- Written instruction -
Leave the pictures out and print every record below exactly as it stands.

(Dataset listings of figures)
+ + + +
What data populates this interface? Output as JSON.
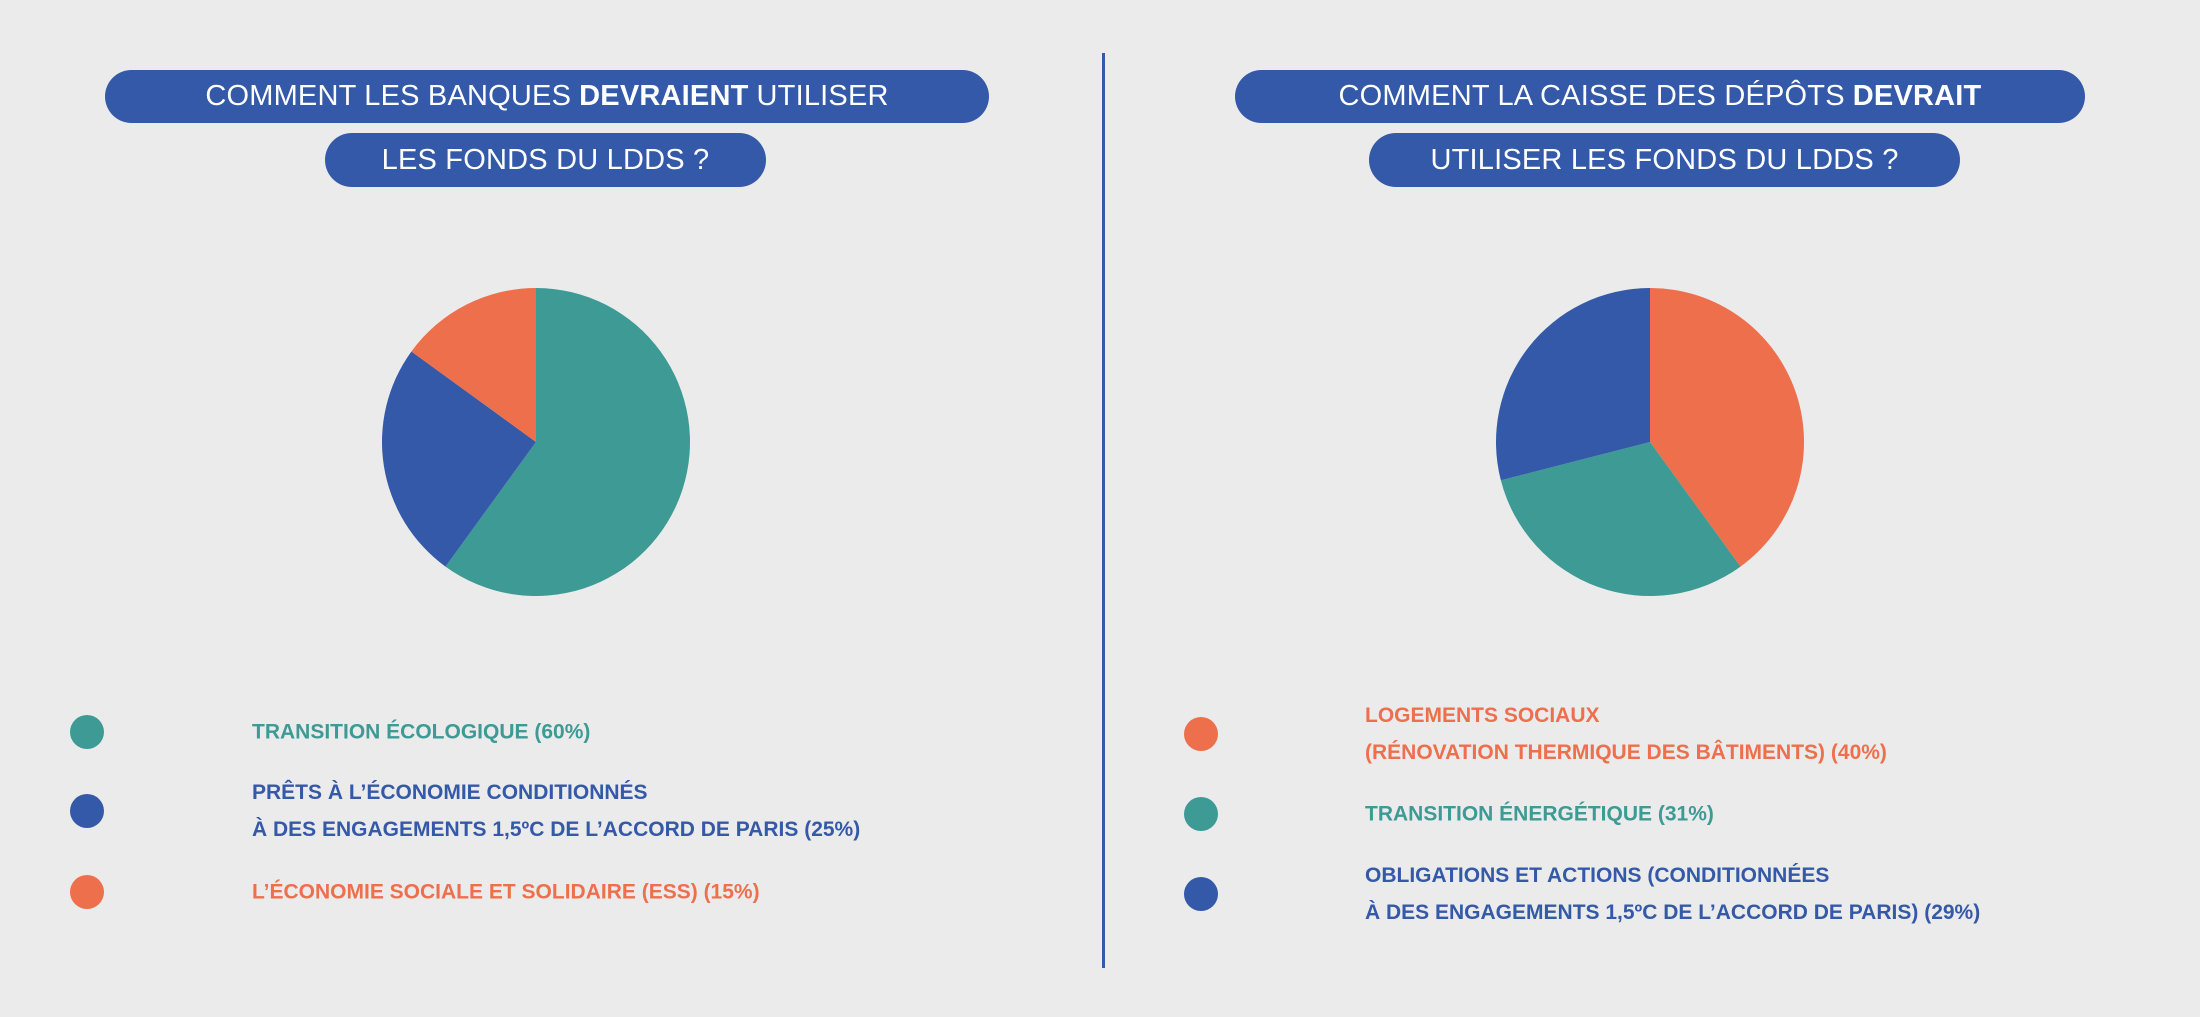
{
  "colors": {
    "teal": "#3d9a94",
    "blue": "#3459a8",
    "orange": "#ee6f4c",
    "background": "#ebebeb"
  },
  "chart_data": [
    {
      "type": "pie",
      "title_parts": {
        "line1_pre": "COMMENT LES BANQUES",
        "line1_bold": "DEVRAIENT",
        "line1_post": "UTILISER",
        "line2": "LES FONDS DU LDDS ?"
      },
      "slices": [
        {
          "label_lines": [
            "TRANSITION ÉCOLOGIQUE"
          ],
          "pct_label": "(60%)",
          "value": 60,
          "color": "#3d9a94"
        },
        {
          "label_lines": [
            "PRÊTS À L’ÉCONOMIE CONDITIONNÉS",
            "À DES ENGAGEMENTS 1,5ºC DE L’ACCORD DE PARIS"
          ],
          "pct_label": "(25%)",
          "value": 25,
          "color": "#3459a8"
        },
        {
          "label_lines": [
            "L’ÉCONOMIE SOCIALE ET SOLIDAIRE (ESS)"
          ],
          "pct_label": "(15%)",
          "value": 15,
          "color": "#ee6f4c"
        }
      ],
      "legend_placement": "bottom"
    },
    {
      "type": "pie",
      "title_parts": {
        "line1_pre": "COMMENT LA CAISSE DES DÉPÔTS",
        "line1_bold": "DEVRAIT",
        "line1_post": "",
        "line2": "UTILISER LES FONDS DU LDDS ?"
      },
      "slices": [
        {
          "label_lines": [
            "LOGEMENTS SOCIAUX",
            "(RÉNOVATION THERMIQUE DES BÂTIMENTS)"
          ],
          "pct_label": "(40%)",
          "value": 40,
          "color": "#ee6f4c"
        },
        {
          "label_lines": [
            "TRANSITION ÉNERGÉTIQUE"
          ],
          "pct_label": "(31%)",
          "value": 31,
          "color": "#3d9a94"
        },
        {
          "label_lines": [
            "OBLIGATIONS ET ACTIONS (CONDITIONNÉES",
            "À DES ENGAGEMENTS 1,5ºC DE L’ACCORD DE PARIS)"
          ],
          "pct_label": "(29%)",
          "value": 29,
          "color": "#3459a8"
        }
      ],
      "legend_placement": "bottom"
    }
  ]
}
+ + + +
- Written response -
What data populates this interface? Output as JSON.
{
  "colors": {
    "teal": "#3d9a94",
    "blue": "#3459a8",
    "orange": "#ee6f4c",
    "background": "#ebebeb"
  },
  "chart_data": [
    {
      "type": "pie",
      "title_parts": {
        "line1_pre": "COMMENT LES BANQUES",
        "line1_bold": "DEVRAIENT",
        "line1_post": "UTILISER",
        "line2": "LES FONDS DU LDDS ?"
      },
      "slices": [
        {
          "label_lines": [
            "TRANSITION ÉCOLOGIQUE"
          ],
          "pct_label": "(60%)",
          "value": 60,
          "color": "#3d9a94"
        },
        {
          "label_lines": [
            "PRÊTS À L’ÉCONOMIE CONDITIONNÉS",
            "À DES ENGAGEMENTS 1,5ºC DE L’ACCORD DE PARIS"
          ],
          "pct_label": "(25%)",
          "value": 25,
          "color": "#3459a8"
        },
        {
          "label_lines": [
            "L’ÉCONOMIE SOCIALE ET SOLIDAIRE (ESS)"
          ],
          "pct_label": "(15%)",
          "value": 15,
          "color": "#ee6f4c"
        }
      ],
      "legend_placement": "bottom"
    },
    {
      "type": "pie",
      "title_parts": {
        "line1_pre": "COMMENT LA CAISSE DES DÉPÔTS",
        "line1_bold": "DEVRAIT",
        "line1_post": "",
        "line2": "UTILISER LES FONDS DU LDDS ?"
      },
      "slices": [
        {
          "label_lines": [
            "LOGEMENTS SOCIAUX",
            "(RÉNOVATION THERMIQUE DES BÂTIMENTS)"
          ],
          "pct_label": "(40%)",
          "value": 40,
          "color": "#ee6f4c"
        },
        {
          "label_lines": [
            "TRANSITION ÉNERGÉTIQUE"
          ],
          "pct_label": "(31%)",
          "value": 31,
          "color": "#3d9a94"
        },
        {
          "label_lines": [
            "OBLIGATIONS ET ACTIONS (CONDITIONNÉES",
            "À DES ENGAGEMENTS 1,5ºC DE L’ACCORD DE PARIS)"
          ],
          "pct_label": "(29%)",
          "value": 29,
          "color": "#3459a8"
        }
      ],
      "legend_placement": "bottom"
    }
  ]
}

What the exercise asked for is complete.